◆ TO DO:
Copy every record below exactly as written, but leave out the pictures.

◆ SUPPLIED INFORMATION:

==========

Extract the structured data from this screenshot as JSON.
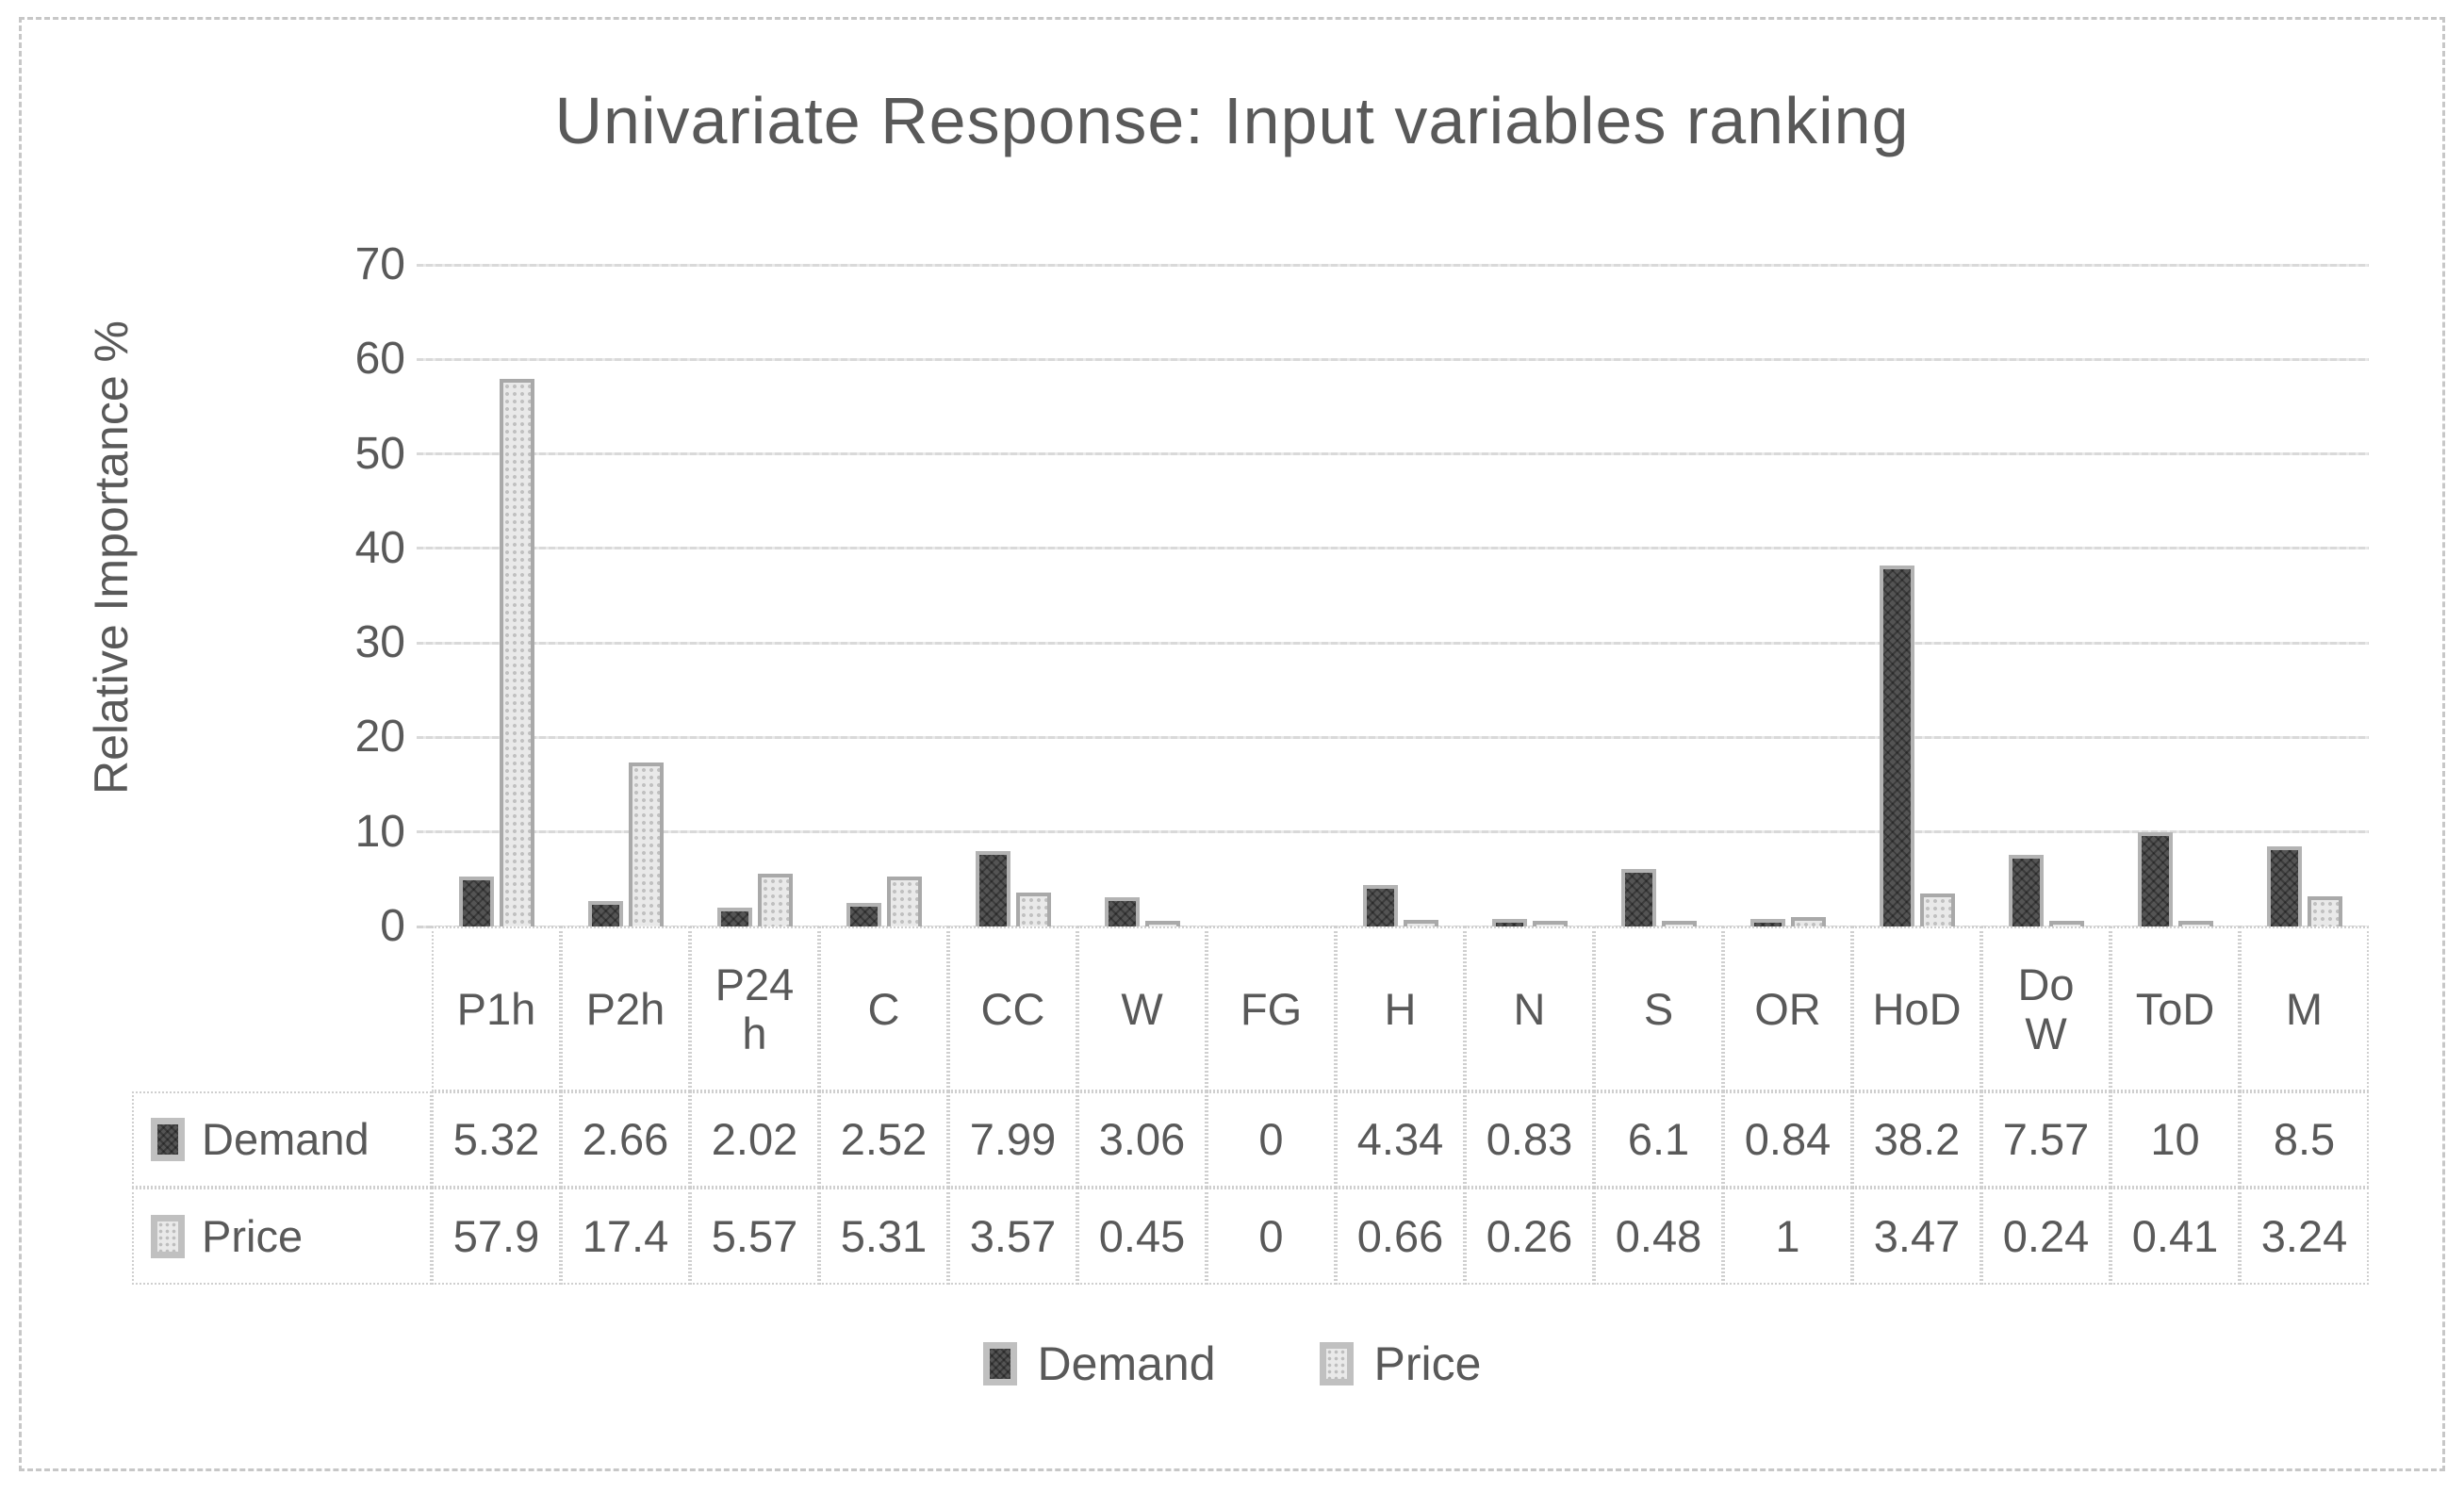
{
  "chart_data": {
    "type": "bar",
    "title": "Univariate Response: Input variables ranking",
    "xlabel": "",
    "ylabel": "Relative Importance %",
    "ylim": [
      0,
      70
    ],
    "yticks": [
      0,
      10,
      20,
      30,
      40,
      50,
      60,
      70
    ],
    "grid": true,
    "legend_position": "bottom",
    "has_data_table": true,
    "categories": [
      "P1h",
      "P2h",
      "P24h",
      "C",
      "CC",
      "W",
      "FG",
      "H",
      "N",
      "S",
      "OR",
      "HoD",
      "DoW",
      "ToD",
      "M"
    ],
    "category_display": [
      "P1h",
      "P2h",
      "P24\nh",
      "C",
      "CC",
      "W",
      "FG",
      "H",
      "N",
      "S",
      "OR",
      "HoD",
      "Do\nW",
      "ToD",
      "M"
    ],
    "series": [
      {
        "name": "Demand",
        "key": "demand",
        "values": [
          5.32,
          2.66,
          2.02,
          2.52,
          7.99,
          3.06,
          0,
          4.34,
          0.83,
          6.1,
          0.84,
          38.2,
          7.57,
          10,
          8.5
        ]
      },
      {
        "name": "Price",
        "key": "price",
        "values": [
          57.9,
          17.4,
          5.57,
          5.31,
          3.57,
          0.45,
          0,
          0.66,
          0.26,
          0.48,
          1,
          3.47,
          0.24,
          0.41,
          3.24
        ]
      }
    ]
  },
  "legend": {
    "items": [
      {
        "label": "Demand",
        "key": "demand"
      },
      {
        "label": "Price",
        "key": "price"
      }
    ]
  },
  "colors": {
    "text": "#595959",
    "gridline": "#d9d9d9",
    "table_border": "#cfcfcf",
    "frame_border": "#c7c7c7",
    "demand_fill": "#545454",
    "demand_border": "#b3b3b3",
    "price_fill": "#e9e9e9",
    "price_dots": "#c0c0c0",
    "price_border": "#a9a9a9",
    "swatch_frame": "#c0c0c0"
  }
}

==========

◆ FULL SOLUTION:
Extract the structured data from this screenshot as JSON.
{
  "chart_data": {
    "type": "bar",
    "title": "Univariate Response: Input variables ranking",
    "xlabel": "",
    "ylabel": "Relative Importance %",
    "ylim": [
      0,
      70
    ],
    "yticks": [
      0,
      10,
      20,
      30,
      40,
      50,
      60,
      70
    ],
    "grid": true,
    "legend_position": "bottom",
    "has_data_table": true,
    "categories": [
      "P1h",
      "P2h",
      "P24h",
      "C",
      "CC",
      "W",
      "FG",
      "H",
      "N",
      "S",
      "OR",
      "HoD",
      "DoW",
      "ToD",
      "M"
    ],
    "category_display": [
      "P1h",
      "P2h",
      "P24\nh",
      "C",
      "CC",
      "W",
      "FG",
      "H",
      "N",
      "S",
      "OR",
      "HoD",
      "Do\nW",
      "ToD",
      "M"
    ],
    "series": [
      {
        "name": "Demand",
        "key": "demand",
        "values": [
          5.32,
          2.66,
          2.02,
          2.52,
          7.99,
          3.06,
          0,
          4.34,
          0.83,
          6.1,
          0.84,
          38.2,
          7.57,
          10,
          8.5
        ]
      },
      {
        "name": "Price",
        "key": "price",
        "values": [
          57.9,
          17.4,
          5.57,
          5.31,
          3.57,
          0.45,
          0,
          0.66,
          0.26,
          0.48,
          1,
          3.47,
          0.24,
          0.41,
          3.24
        ]
      }
    ]
  },
  "legend": {
    "items": [
      {
        "label": "Demand",
        "key": "demand"
      },
      {
        "label": "Price",
        "key": "price"
      }
    ]
  },
  "colors": {
    "text": "#595959",
    "gridline": "#d9d9d9",
    "table_border": "#cfcfcf",
    "frame_border": "#c7c7c7",
    "demand_fill": "#545454",
    "demand_border": "#b3b3b3",
    "price_fill": "#e9e9e9",
    "price_dots": "#c0c0c0",
    "price_border": "#a9a9a9",
    "swatch_frame": "#c0c0c0"
  }
}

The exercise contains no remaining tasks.